Every entry below must be repeated exactly; skip the pictures.

⁂

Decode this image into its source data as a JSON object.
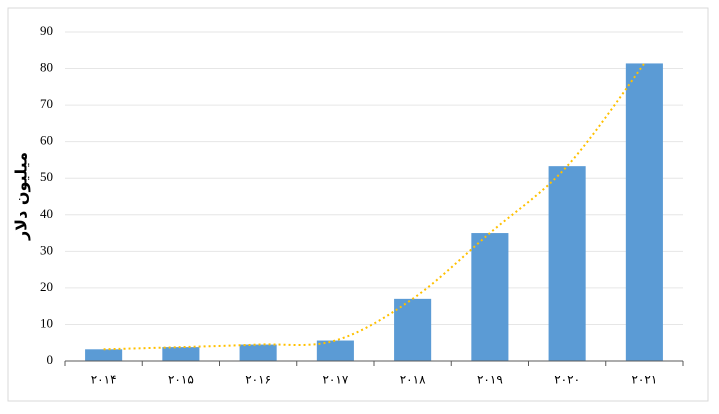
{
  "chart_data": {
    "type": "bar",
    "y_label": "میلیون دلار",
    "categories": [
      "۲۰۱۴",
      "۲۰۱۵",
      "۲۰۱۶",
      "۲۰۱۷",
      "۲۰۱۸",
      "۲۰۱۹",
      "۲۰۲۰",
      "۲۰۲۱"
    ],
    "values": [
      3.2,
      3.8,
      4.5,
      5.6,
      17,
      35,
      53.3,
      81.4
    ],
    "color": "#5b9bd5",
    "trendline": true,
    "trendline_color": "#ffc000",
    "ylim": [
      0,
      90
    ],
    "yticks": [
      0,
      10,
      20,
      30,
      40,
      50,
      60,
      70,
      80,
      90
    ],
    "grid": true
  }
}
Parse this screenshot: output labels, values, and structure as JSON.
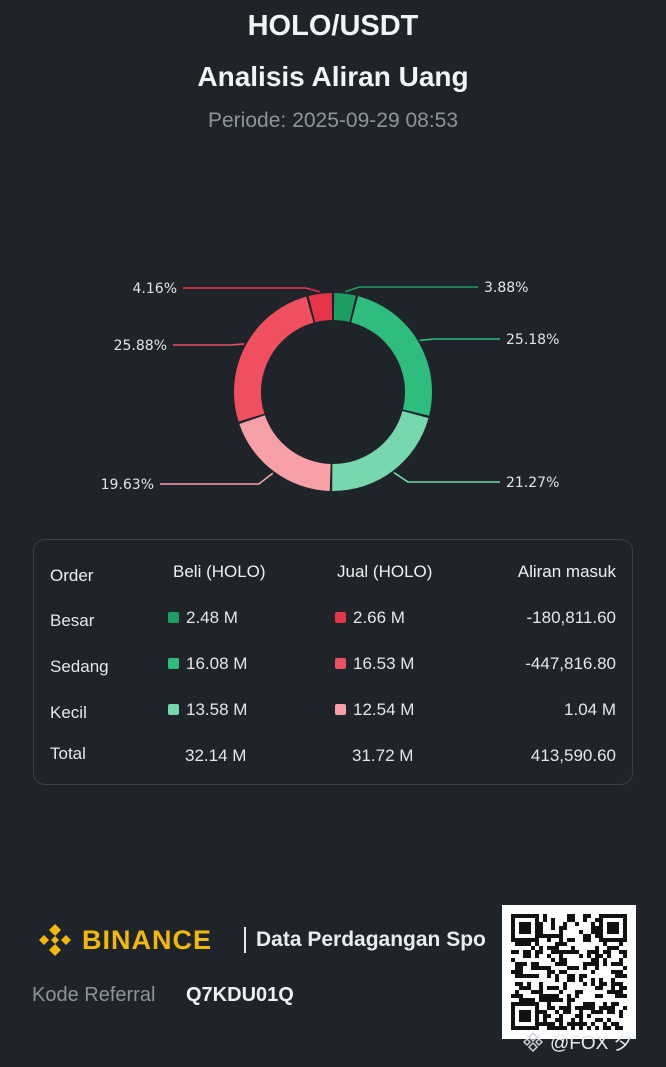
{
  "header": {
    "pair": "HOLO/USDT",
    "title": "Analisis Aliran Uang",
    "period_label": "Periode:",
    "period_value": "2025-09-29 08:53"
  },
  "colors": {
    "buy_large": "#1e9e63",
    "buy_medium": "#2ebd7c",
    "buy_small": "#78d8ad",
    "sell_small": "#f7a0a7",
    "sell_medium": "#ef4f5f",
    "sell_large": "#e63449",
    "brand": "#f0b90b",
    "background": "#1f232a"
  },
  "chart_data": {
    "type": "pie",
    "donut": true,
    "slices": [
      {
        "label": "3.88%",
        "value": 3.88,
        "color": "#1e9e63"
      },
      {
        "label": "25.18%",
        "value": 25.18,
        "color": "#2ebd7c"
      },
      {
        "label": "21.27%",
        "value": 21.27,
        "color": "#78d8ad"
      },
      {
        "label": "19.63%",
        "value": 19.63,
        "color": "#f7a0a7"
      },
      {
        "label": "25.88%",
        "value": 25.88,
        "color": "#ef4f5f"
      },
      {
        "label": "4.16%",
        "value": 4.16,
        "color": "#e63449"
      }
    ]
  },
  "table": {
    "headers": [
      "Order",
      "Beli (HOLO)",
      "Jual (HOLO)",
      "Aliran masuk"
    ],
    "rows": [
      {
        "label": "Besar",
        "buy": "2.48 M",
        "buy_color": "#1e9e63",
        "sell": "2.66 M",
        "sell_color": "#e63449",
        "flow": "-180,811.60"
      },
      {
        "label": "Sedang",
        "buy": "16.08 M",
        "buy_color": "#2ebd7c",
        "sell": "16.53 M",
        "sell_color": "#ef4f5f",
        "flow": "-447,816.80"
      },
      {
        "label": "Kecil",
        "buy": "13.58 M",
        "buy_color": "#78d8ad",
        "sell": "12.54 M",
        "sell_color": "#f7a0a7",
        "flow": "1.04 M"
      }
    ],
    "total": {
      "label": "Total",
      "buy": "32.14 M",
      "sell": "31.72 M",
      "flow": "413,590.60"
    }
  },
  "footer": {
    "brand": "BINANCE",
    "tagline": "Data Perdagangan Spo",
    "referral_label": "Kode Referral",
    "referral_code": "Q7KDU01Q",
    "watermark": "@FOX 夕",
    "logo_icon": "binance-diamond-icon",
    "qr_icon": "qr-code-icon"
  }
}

⁂

* WRITTEN RESPONSE
Decode this image into its source data as a JSON object.
{
  "chart_data": {
    "type": "bar",
    "y_label": "میلیون دلار",
    "categories": [
      "۲۰۱۴",
      "۲۰۱۵",
      "۲۰۱۶",
      "۲۰۱۷",
      "۲۰۱۸",
      "۲۰۱۹",
      "۲۰۲۰",
      "۲۰۲۱"
    ],
    "values": [
      3.2,
      3.8,
      4.5,
      5.6,
      17,
      35,
      53.3,
      81.4
    ],
    "color": "#5b9bd5",
    "trendline": true,
    "trendline_color": "#ffc000",
    "ylim": [
      0,
      90
    ],
    "yticks": [
      0,
      10,
      20,
      30,
      40,
      50,
      60,
      70,
      80,
      90
    ],
    "grid": true
  }
}
Parse this screenshot: output labels, values, and structure as JSON.
{
  "header": {
    "pair": "HOLO/USDT",
    "title": "Analisis Aliran Uang",
    "period_label": "Periode:",
    "period_value": "2025-09-29 08:53"
  },
  "colors": {
    "buy_large": "#1e9e63",
    "buy_medium": "#2ebd7c",
    "buy_small": "#78d8ad",
    "sell_small": "#f7a0a7",
    "sell_medium": "#ef4f5f",
    "sell_large": "#e63449",
    "brand": "#f0b90b",
    "background": "#1f232a"
  },
  "chart_data": {
    "type": "pie",
    "donut": true,
    "slices": [
      {
        "label": "3.88%",
        "value": 3.88,
        "color": "#1e9e63"
      },
      {
        "label": "25.18%",
        "value": 25.18,
        "color": "#2ebd7c"
      },
      {
        "label": "21.27%",
        "value": 21.27,
        "color": "#78d8ad"
      },
      {
        "label": "19.63%",
        "value": 19.63,
        "color": "#f7a0a7"
      },
      {
        "label": "25.88%",
        "value": 25.88,
        "color": "#ef4f5f"
      },
      {
        "label": "4.16%",
        "value": 4.16,
        "color": "#e63449"
      }
    ]
  },
  "table": {
    "headers": [
      "Order",
      "Beli (HOLO)",
      "Jual (HOLO)",
      "Aliran masuk"
    ],
    "rows": [
      {
        "label": "Besar",
        "buy": "2.48 M",
        "buy_color": "#1e9e63",
        "sell": "2.66 M",
        "sell_color": "#e63449",
        "flow": "-180,811.60"
      },
      {
        "label": "Sedang",
        "buy": "16.08 M",
        "buy_color": "#2ebd7c",
        "sell": "16.53 M",
        "sell_color": "#ef4f5f",
        "flow": "-447,816.80"
      },
      {
        "label": "Kecil",
        "buy": "13.58 M",
        "buy_color": "#78d8ad",
        "sell": "12.54 M",
        "sell_color": "#f7a0a7",
        "flow": "1.04 M"
      }
    ],
    "total": {
      "label": "Total",
      "buy": "32.14 M",
      "sell": "31.72 M",
      "flow": "413,590.60"
    }
  },
  "footer": {
    "brand": "BINANCE",
    "tagline": "Data Perdagangan Spo",
    "referral_label": "Kode Referral",
    "referral_code": "Q7KDU01Q",
    "watermark": "@FOX 夕",
    "logo_icon": "binance-diamond-icon",
    "qr_icon": "qr-code-icon"
  }
}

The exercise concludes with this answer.